# WHAT TO DO:
Omit all images, then return the remaining material exactly as it stands.

Source records
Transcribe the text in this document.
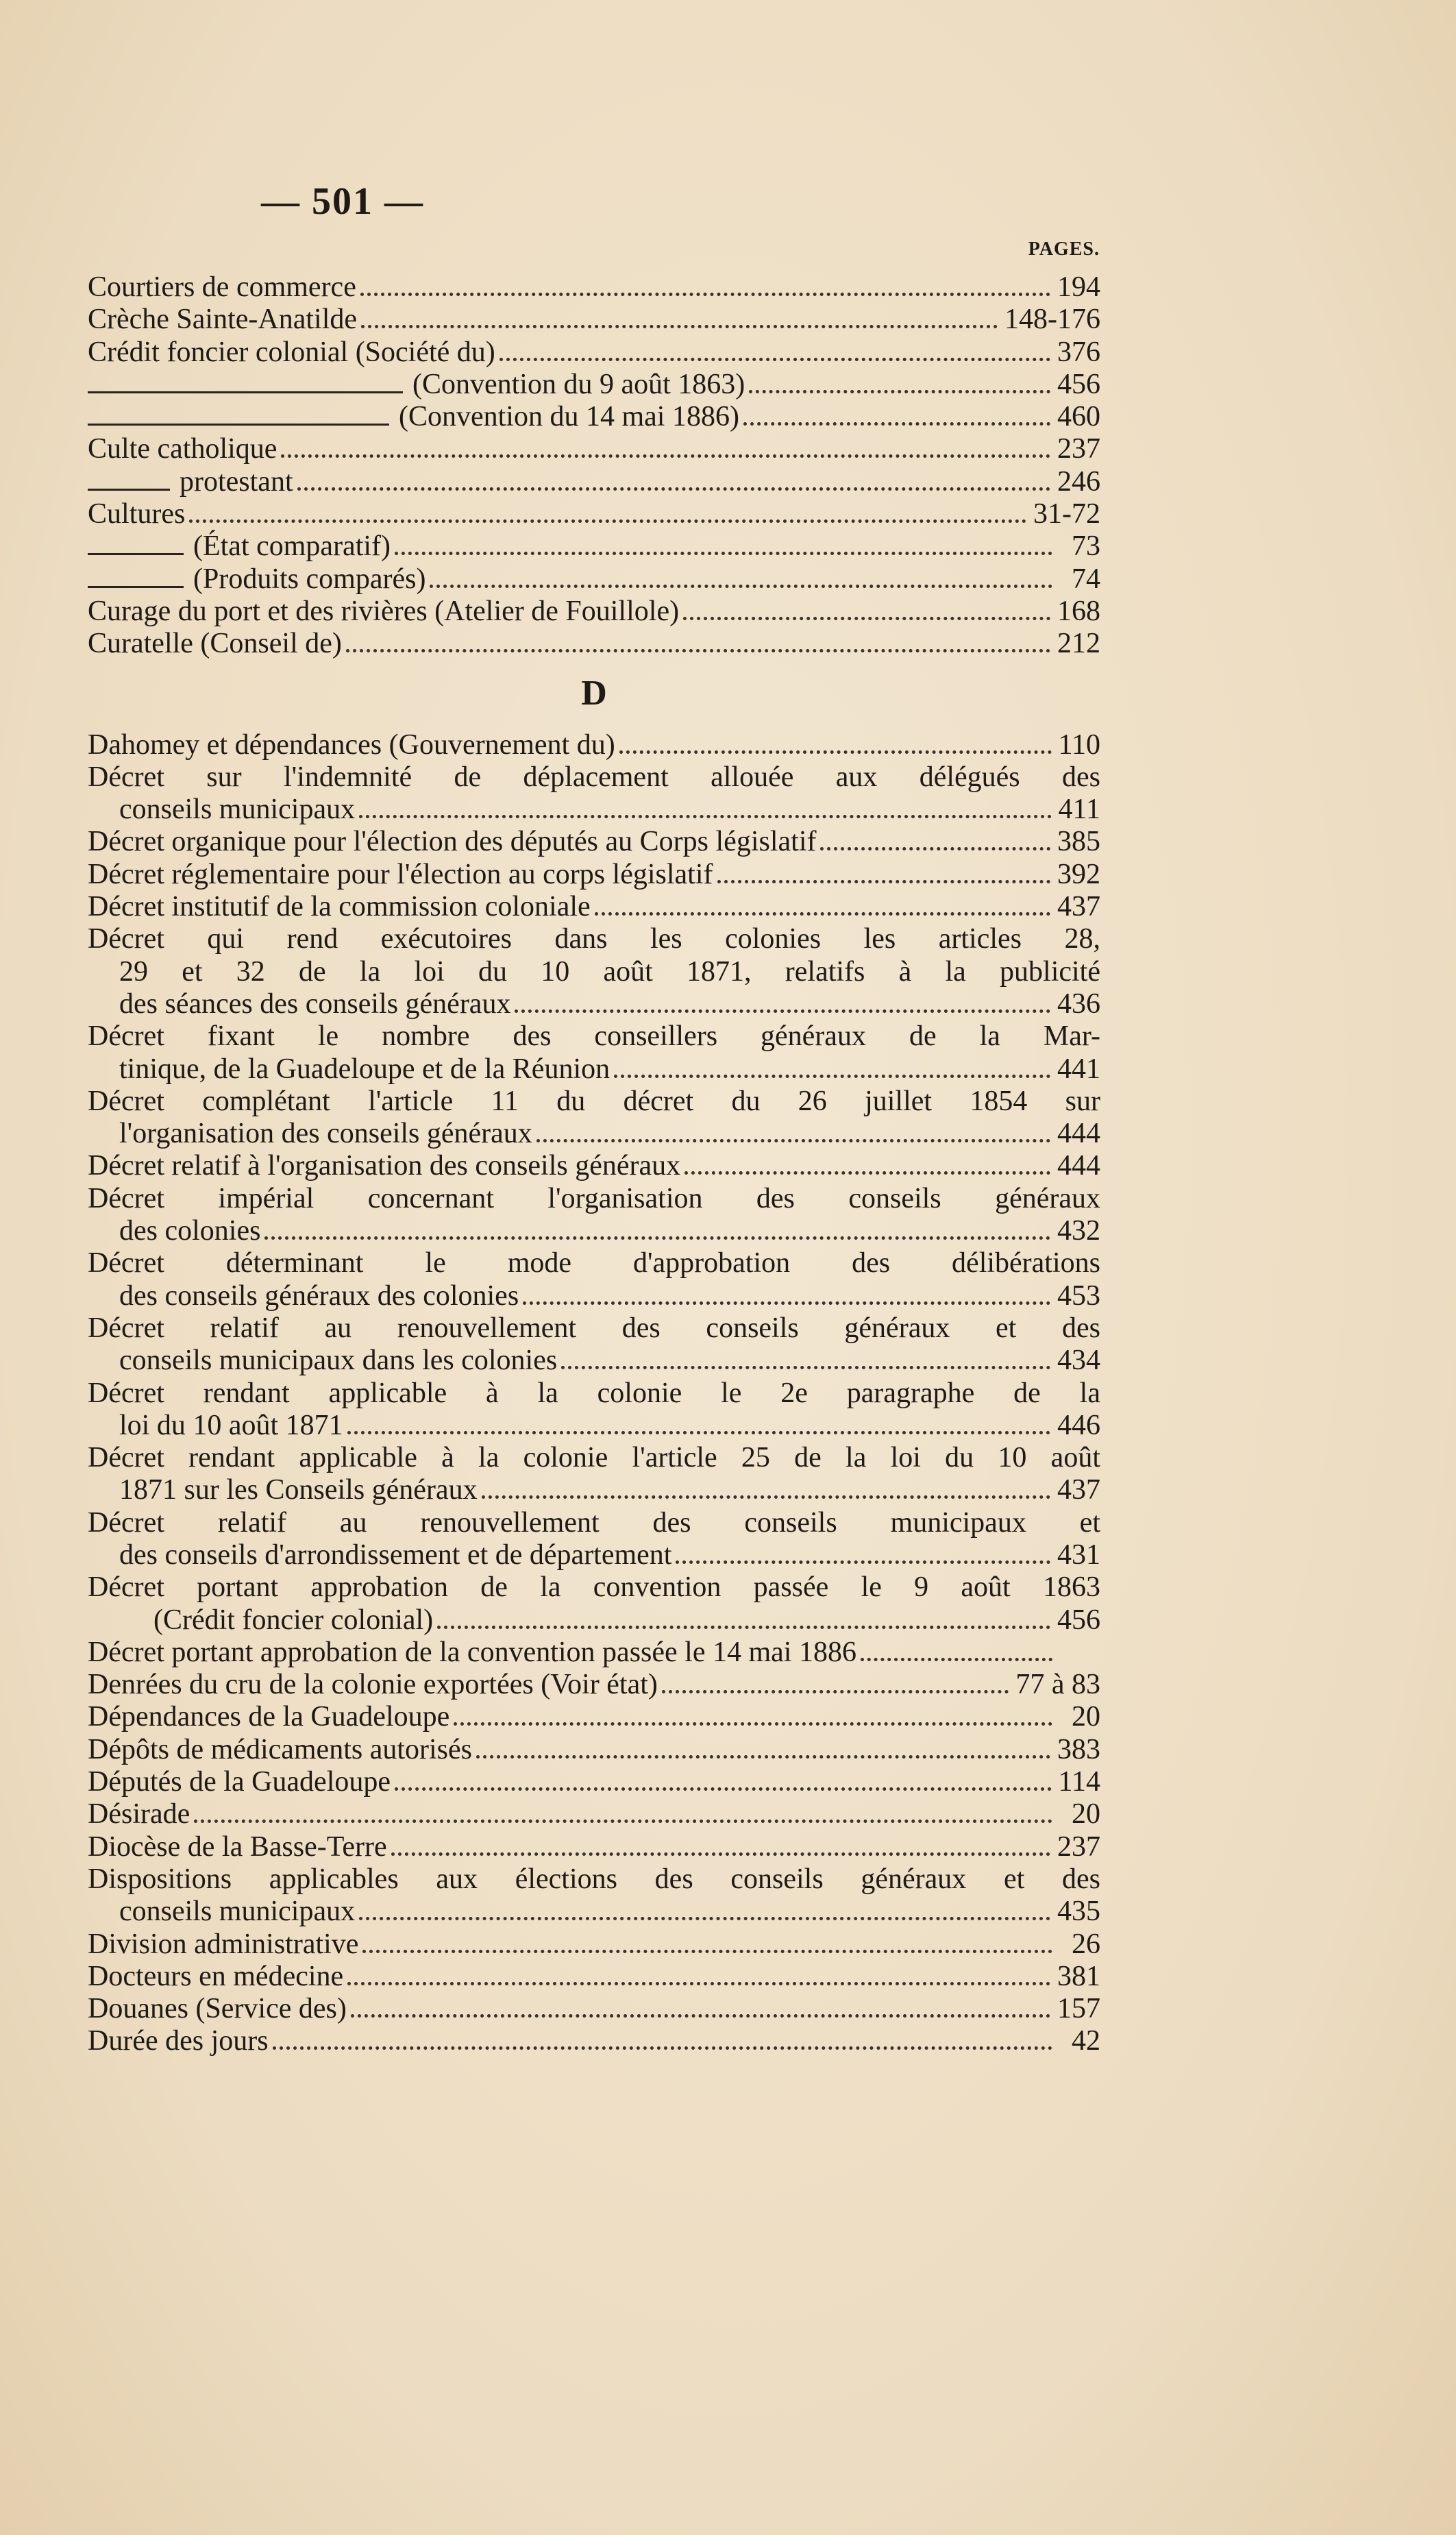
— 501 —
PAGES.
Courtiers de commerce	194
Crèche Sainte-Anatilde	148-176
Crédit foncier colonial (Société du)	376
(Convention du 9 août 1863)	456
(Convention du 14 mai 1886)	460
Culte catholique	237
protestant	246
Cultures	31-72
(État comparatif)	73
(Produits comparés)	74
Curage du port et des rivières (Atelier de Fouillole)	168
Curatelle (Conseil de)	212
D
Dahomey et dépendances (Gouvernement du)	110
Décret sur l'indemnité de déplacement allouée aux délégués des
conseils municipaux	411
Décret organique pour l'élection des députés au Corps législatif	385
Décret réglementaire pour l'élection au corps législatif	392
Décret institutif de la commission coloniale	437
Décret qui rend exécutoires dans les colonies les articles 28,
29 et 32 de la loi du 10 août 1871, relatifs à la publicité
des séances des conseils généraux	436
Décret fixant le nombre des conseillers généraux de la Mar-
tinique, de la Guadeloupe et de la Réunion	441
Décret complétant l'article 11 du décret du 26 juillet 1854 sur
l'organisation des conseils généraux	444
Décret relatif à l'organisation des conseils généraux	444
Décret impérial concernant l'organisation des conseils généraux
des colonies	432
Décret déterminant le mode d'approbation des délibérations
des conseils généraux des colonies	453
Décret relatif au renouvellement des conseils généraux et des
conseils municipaux dans les colonies	434
Décret rendant applicable à la colonie le 2e paragraphe de la
loi du 10 août 1871	446
Décret rendant applicable à la colonie l'article 25 de la loi du 10 août
1871 sur les Conseils généraux	437
Décret relatif au renouvellement des conseils municipaux et
des conseils d'arrondissement et de département	431
Décret portant approbation de la convention passée le 9 août 1863
(Crédit foncier colonial)	456
Décret portant approbation de la convention passée le 14 mai 1886
Denrées du cru de la colonie exportées (Voir état)	77 à 83
Dépendances de la Guadeloupe	20
Dépôts de médicaments autorisés	383
Députés de la Guadeloupe	114
Désirade	20
Diocèse de la Basse-Terre	237
Dispositions applicables aux élections des conseils généraux et des
conseils municipaux	435
Division administrative	26
Docteurs en médecine	381
Douanes (Service des)	157
Durée des jours	42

# SOLUTION:
Transcribe the text in this document.
— 501 —
PAGES.
Courtiers de commerce	194
Crèche Sainte-Anatilde	148-176
Crédit foncier colonial (Société du)	376
(Convention du 9 août 1863)	456
(Convention du 14 mai 1886)	460
Culte catholique	237
protestant	246
Cultures	31-72
(État comparatif)	73
(Produits comparés)	74
Curage du port et des rivières (Atelier de Fouillole)	168
Curatelle (Conseil de)	212
D
Dahomey et dépendances (Gouvernement du)	110
Décret sur l'indemnité de déplacement allouée aux délégués des
conseils municipaux	411
Décret organique pour l'élection des députés au Corps législatif	385
Décret réglementaire pour l'élection au corps législatif	392
Décret institutif de la commission coloniale	437
Décret qui rend exécutoires dans les colonies les articles 28,
29 et 32 de la loi du 10 août 1871, relatifs à la publicité
des séances des conseils généraux	436
Décret fixant le nombre des conseillers généraux de la Mar-
tinique, de la Guadeloupe et de la Réunion	441
Décret complétant l'article 11 du décret du 26 juillet 1854 sur
l'organisation des conseils généraux	444
Décret relatif à l'organisation des conseils généraux	444
Décret impérial concernant l'organisation des conseils généraux
des colonies	432
Décret déterminant le mode d'approbation des délibérations
des conseils généraux des colonies	453
Décret relatif au renouvellement des conseils généraux et des
conseils municipaux dans les colonies	434
Décret rendant applicable à la colonie le 2e paragraphe de la
loi du 10 août 1871	446
Décret rendant applicable à la colonie l'article 25 de la loi du 10 août
1871 sur les Conseils généraux	437
Décret relatif au renouvellement des conseils municipaux et
des conseils d'arrondissement et de département	431
Décret portant approbation de la convention passée le 9 août 1863
(Crédit foncier colonial)	456
Décret portant approbation de la convention passée le 14 mai 1886
Denrées du cru de la colonie exportées (Voir état)	77 à 83
Dépendances de la Guadeloupe	20
Dépôts de médicaments autorisés	383
Députés de la Guadeloupe	114
Désirade	20
Diocèse de la Basse-Terre	237
Dispositions applicables aux élections des conseils généraux et des
conseils municipaux	435
Division administrative	26
Docteurs en médecine	381
Douanes (Service des)	157
Durée des jours	42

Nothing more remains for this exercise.